EXERCISE INSTRUCTIONS: Write out all the data again, exactly as it stands.

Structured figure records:
## START

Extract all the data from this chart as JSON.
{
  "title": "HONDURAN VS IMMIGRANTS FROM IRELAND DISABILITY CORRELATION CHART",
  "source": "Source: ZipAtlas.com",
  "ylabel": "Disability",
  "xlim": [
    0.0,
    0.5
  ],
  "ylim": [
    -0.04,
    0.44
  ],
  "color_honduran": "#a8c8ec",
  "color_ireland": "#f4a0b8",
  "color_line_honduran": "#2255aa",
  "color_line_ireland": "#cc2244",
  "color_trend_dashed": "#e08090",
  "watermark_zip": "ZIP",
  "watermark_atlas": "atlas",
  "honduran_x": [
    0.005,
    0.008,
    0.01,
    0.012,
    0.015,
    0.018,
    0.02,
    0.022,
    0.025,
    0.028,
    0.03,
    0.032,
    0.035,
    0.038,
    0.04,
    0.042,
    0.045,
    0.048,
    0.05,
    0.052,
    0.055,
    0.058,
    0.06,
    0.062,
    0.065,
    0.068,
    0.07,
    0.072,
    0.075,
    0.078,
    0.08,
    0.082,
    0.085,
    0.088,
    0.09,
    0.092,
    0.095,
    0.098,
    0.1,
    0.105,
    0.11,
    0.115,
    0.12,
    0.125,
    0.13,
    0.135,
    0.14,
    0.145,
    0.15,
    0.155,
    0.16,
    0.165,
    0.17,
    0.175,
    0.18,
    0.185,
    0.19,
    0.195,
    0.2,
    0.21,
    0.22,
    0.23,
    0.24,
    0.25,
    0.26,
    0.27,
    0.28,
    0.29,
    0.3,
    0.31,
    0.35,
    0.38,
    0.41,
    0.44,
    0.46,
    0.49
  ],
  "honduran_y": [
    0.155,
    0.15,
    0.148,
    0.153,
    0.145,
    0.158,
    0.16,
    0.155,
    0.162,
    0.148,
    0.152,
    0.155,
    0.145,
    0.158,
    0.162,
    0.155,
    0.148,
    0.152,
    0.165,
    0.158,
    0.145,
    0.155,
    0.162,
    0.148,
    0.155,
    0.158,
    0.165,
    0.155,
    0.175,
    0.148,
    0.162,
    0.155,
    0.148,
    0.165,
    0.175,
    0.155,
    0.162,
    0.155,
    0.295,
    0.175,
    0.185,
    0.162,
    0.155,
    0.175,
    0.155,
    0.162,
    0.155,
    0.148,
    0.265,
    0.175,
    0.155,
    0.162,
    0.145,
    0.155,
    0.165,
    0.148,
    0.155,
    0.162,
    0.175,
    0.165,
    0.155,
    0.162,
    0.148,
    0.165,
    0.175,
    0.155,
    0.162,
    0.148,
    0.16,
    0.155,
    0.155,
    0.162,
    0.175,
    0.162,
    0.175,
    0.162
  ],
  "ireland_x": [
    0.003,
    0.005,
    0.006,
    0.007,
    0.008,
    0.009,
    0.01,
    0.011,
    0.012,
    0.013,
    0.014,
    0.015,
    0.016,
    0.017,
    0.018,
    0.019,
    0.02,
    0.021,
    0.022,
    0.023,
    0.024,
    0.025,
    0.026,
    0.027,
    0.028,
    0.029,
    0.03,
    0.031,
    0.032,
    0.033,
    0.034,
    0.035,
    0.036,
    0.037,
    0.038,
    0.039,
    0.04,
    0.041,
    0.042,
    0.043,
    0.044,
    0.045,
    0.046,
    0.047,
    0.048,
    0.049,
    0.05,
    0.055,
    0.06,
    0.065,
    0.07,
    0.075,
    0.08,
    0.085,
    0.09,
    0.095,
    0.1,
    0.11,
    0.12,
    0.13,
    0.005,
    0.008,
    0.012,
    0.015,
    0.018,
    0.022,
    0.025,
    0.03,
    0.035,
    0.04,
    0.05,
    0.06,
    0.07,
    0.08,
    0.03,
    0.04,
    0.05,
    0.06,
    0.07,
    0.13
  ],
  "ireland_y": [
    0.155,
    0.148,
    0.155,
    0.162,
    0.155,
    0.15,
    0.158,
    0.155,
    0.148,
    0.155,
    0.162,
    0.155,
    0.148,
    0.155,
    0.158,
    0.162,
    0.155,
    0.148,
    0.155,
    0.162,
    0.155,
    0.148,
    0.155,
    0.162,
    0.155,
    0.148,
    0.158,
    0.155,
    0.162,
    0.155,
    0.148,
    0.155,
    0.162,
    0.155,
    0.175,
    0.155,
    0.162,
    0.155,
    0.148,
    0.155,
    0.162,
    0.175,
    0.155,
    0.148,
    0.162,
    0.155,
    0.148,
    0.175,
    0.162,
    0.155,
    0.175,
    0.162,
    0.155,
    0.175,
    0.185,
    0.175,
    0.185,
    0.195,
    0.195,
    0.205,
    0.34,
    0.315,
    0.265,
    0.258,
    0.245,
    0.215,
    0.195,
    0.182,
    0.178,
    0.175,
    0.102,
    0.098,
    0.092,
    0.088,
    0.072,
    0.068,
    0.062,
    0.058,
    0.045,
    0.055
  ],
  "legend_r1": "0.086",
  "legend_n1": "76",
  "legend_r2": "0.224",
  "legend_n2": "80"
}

## END

OUTPUT BELOW:
Extract all the data from this chart as JSON.
{
  "title": "HONDURAN VS IMMIGRANTS FROM IRELAND DISABILITY CORRELATION CHART",
  "source": "Source: ZipAtlas.com",
  "ylabel": "Disability",
  "xlim": [
    0.0,
    0.5
  ],
  "ylim": [
    -0.04,
    0.44
  ],
  "color_honduran": "#a8c8ec",
  "color_ireland": "#f4a0b8",
  "color_line_honduran": "#2255aa",
  "color_line_ireland": "#cc2244",
  "color_trend_dashed": "#e08090",
  "watermark_zip": "ZIP",
  "watermark_atlas": "atlas",
  "honduran_x": [
    0.005,
    0.008,
    0.01,
    0.012,
    0.015,
    0.018,
    0.02,
    0.022,
    0.025,
    0.028,
    0.03,
    0.032,
    0.035,
    0.038,
    0.04,
    0.042,
    0.045,
    0.048,
    0.05,
    0.052,
    0.055,
    0.058,
    0.06,
    0.062,
    0.065,
    0.068,
    0.07,
    0.072,
    0.075,
    0.078,
    0.08,
    0.082,
    0.085,
    0.088,
    0.09,
    0.092,
    0.095,
    0.098,
    0.1,
    0.105,
    0.11,
    0.115,
    0.12,
    0.125,
    0.13,
    0.135,
    0.14,
    0.145,
    0.15,
    0.155,
    0.16,
    0.165,
    0.17,
    0.175,
    0.18,
    0.185,
    0.19,
    0.195,
    0.2,
    0.21,
    0.22,
    0.23,
    0.24,
    0.25,
    0.26,
    0.27,
    0.28,
    0.29,
    0.3,
    0.31,
    0.35,
    0.38,
    0.41,
    0.44,
    0.46,
    0.49
  ],
  "honduran_y": [
    0.155,
    0.15,
    0.148,
    0.153,
    0.145,
    0.158,
    0.16,
    0.155,
    0.162,
    0.148,
    0.152,
    0.155,
    0.145,
    0.158,
    0.162,
    0.155,
    0.148,
    0.152,
    0.165,
    0.158,
    0.145,
    0.155,
    0.162,
    0.148,
    0.155,
    0.158,
    0.165,
    0.155,
    0.175,
    0.148,
    0.162,
    0.155,
    0.148,
    0.165,
    0.175,
    0.155,
    0.162,
    0.155,
    0.295,
    0.175,
    0.185,
    0.162,
    0.155,
    0.175,
    0.155,
    0.162,
    0.155,
    0.148,
    0.265,
    0.175,
    0.155,
    0.162,
    0.145,
    0.155,
    0.165,
    0.148,
    0.155,
    0.162,
    0.175,
    0.165,
    0.155,
    0.162,
    0.148,
    0.165,
    0.175,
    0.155,
    0.162,
    0.148,
    0.16,
    0.155,
    0.155,
    0.162,
    0.175,
    0.162,
    0.175,
    0.162
  ],
  "ireland_x": [
    0.003,
    0.005,
    0.006,
    0.007,
    0.008,
    0.009,
    0.01,
    0.011,
    0.012,
    0.013,
    0.014,
    0.015,
    0.016,
    0.017,
    0.018,
    0.019,
    0.02,
    0.021,
    0.022,
    0.023,
    0.024,
    0.025,
    0.026,
    0.027,
    0.028,
    0.029,
    0.03,
    0.031,
    0.032,
    0.033,
    0.034,
    0.035,
    0.036,
    0.037,
    0.038,
    0.039,
    0.04,
    0.041,
    0.042,
    0.043,
    0.044,
    0.045,
    0.046,
    0.047,
    0.048,
    0.049,
    0.05,
    0.055,
    0.06,
    0.065,
    0.07,
    0.075,
    0.08,
    0.085,
    0.09,
    0.095,
    0.1,
    0.11,
    0.12,
    0.13,
    0.005,
    0.008,
    0.012,
    0.015,
    0.018,
    0.022,
    0.025,
    0.03,
    0.035,
    0.04,
    0.05,
    0.06,
    0.07,
    0.08,
    0.03,
    0.04,
    0.05,
    0.06,
    0.07,
    0.13
  ],
  "ireland_y": [
    0.155,
    0.148,
    0.155,
    0.162,
    0.155,
    0.15,
    0.158,
    0.155,
    0.148,
    0.155,
    0.162,
    0.155,
    0.148,
    0.155,
    0.158,
    0.162,
    0.155,
    0.148,
    0.155,
    0.162,
    0.155,
    0.148,
    0.155,
    0.162,
    0.155,
    0.148,
    0.158,
    0.155,
    0.162,
    0.155,
    0.148,
    0.155,
    0.162,
    0.155,
    0.175,
    0.155,
    0.162,
    0.155,
    0.148,
    0.155,
    0.162,
    0.175,
    0.155,
    0.148,
    0.162,
    0.155,
    0.148,
    0.175,
    0.162,
    0.155,
    0.175,
    0.162,
    0.155,
    0.175,
    0.185,
    0.175,
    0.185,
    0.195,
    0.195,
    0.205,
    0.34,
    0.315,
    0.265,
    0.258,
    0.245,
    0.215,
    0.195,
    0.182,
    0.178,
    0.175,
    0.102,
    0.098,
    0.092,
    0.088,
    0.072,
    0.068,
    0.062,
    0.058,
    0.045,
    0.055
  ],
  "legend_r1": "0.086",
  "legend_n1": "76",
  "legend_r2": "0.224",
  "legend_n2": "80"
}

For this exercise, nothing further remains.